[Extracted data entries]
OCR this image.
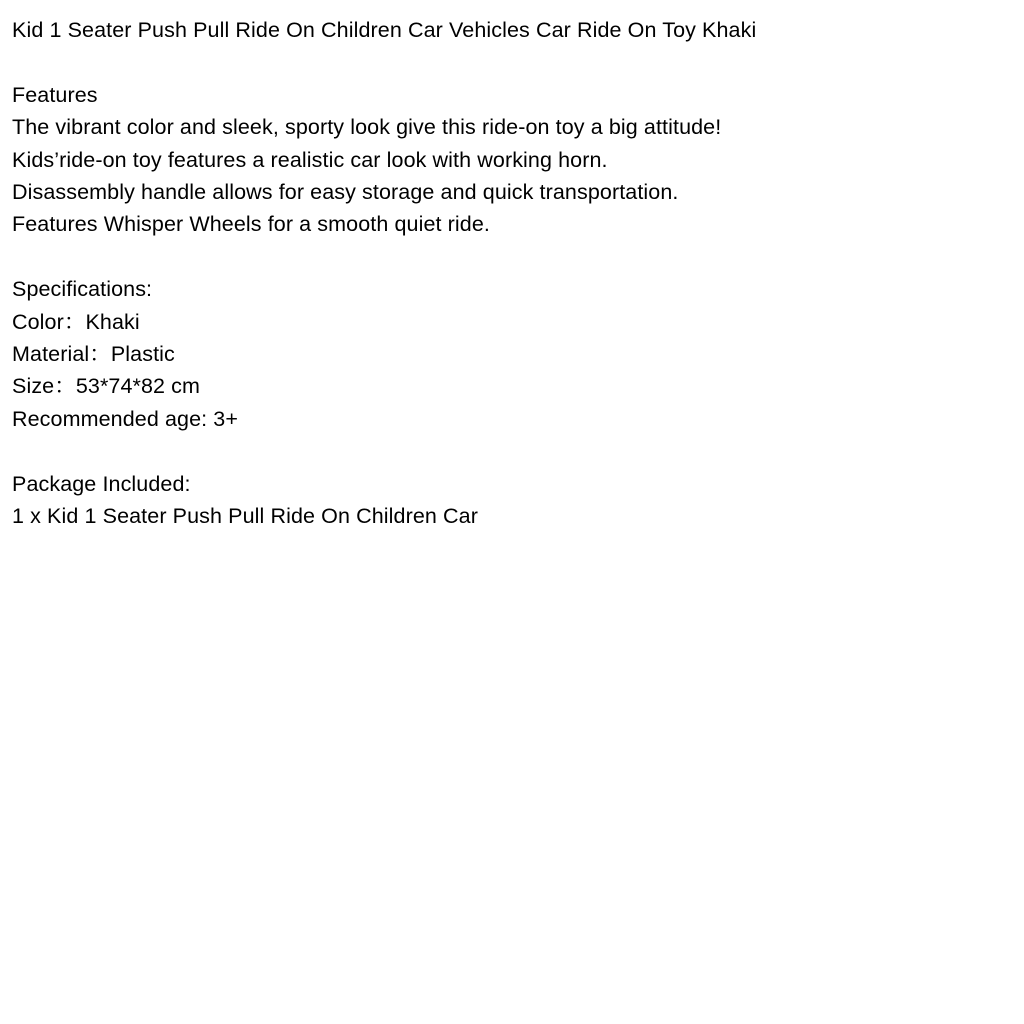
Kid 1 Seater Push Pull Ride On Children Car Vehicles Car Ride On Toy Khaki
Features
The vibrant color and sleek, sporty look give this ride-on toy a big attitude!
Kids’ride-on toy features a realistic car look with working horn.
Disassembly handle allows for easy storage and quick transportation.
Features Whisper Wheels for a smooth quiet ride.
Specifications:
Color：Khaki
Material：Plastic
Size：53*74*82 cm
Recommended age: 3+
Package Included:
1 x Kid 1 Seater Push Pull Ride On Children Car
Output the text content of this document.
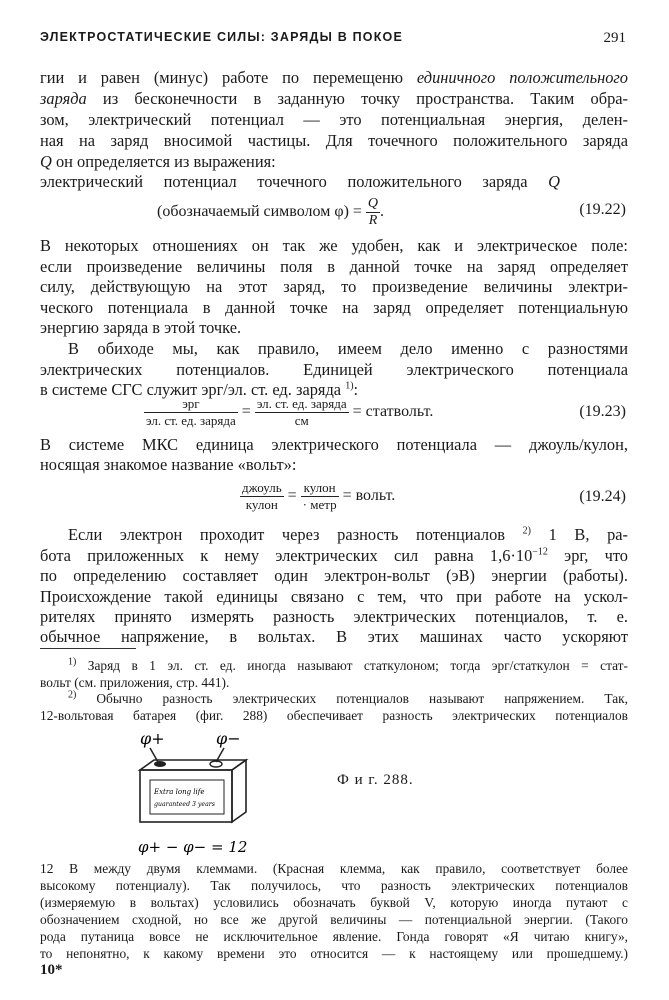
ЭЛЕКТРОСТАТИЧЕСКИЕ СИЛЫ: ЗАРЯДЫ В ПОКОЕ	291
гии и равен (минус) работе по перемещеню единичного положительного
заряда из бесконечности в заданную точку пространства. Таким обра-
зом, электрический потенциал — это потенциальная энергия, делен-
ная на заряд вносимой частицы. Для точечного положительного заряда
Q он определяется из выражения:
электрический потенциал точечного положительного заряда Q
(обозначаемый символом $\varphi) = \frac{Q}{R}$ .	(19.22)
В некоторых отношениях он так же удобен, как и электрическое поле:
если произведение величины поля в данной точке на заряд определяет
силу, действующую на этот заряд, то произведение величины электри-
ческого потенциала в данной точке на заряд определяет потенциальную
энергию заряда в этой точке.
В обиходе мы, как правило, имеем дело именно с разностями
электрических потенциалов. Единицей электрического потенциала
в системе СГС служит эрг/эл. ст. ед. заряда $^{1)}$:
$\frac{\text{эрг}}{\text{эл. ст. ед. заряда}} = \frac{\text{эл. ст. ед. заряда}}{см}$ = статвольт.	(19.23)
В системе МКС единица электрического потенциала — джоуль/кулон,
носящая знакомое название «вольт»:
$\frac{\text{джоуль}}{\text{кулон}} = \frac{\text{кулон}}{\text{· метр}}$ = вольт.	(19.24)
Если электрон проходит через разность потенциалов $^{2)}$ 1 В, ра-
бота приложенных к нему электрических сил равна $1,6\cdot 10^{-12}$ эрг, что
по определению составляет один электрон-вольт (эВ) энергии (работы).
Происхождение такой единицы связано с тем, что при работе на ускол-
рителях принято измерять разность электрических потенциалов, т. е.
обычное напряжение, в вольтах. В этих машинах часто ускоряют
$^{1)}$ Заряд в 1 эл. ст. ед. иногда называют статкулоном; тогда эрг/статкулон = стат-
вольт (см. приложения, стр. 441).
$^{2)}$ Обычно разность электрических потенциалов называют напряжением. Так,
12-вольтовая батарея (фиг. 288) обеспечивает разность электрических потенциалов
φ+	φ−
Extra long life
guaranteed 3 years
φ+ − φ− = 12
Ф и г. 288.
12 В между двумя клеммами. (Красная клемма, как правило, соответствует более
высокому потенциалу). Так получилось, что разность электрических потенциалов
(измеряемую в вольтах) условились обозначать буквой V, которую иногда путают с
обозначением сходной, но все же другой величины — потенциальной энергии. (Такого
рода путаница вовсе не исключительное явление. Гонда говорят «Я читаю книгу»,
то непонятно, к какому времени это относится — к настоящему или прошедшему.)
10*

Short task: Pull out all lines in the data above that include "вольтах".

Exercise result:
обычное напряжение, в вольтах. В этих машинах часто ускоряют
(измеряемую в вольтах) условились обозначать буквой V, которую иногда путают с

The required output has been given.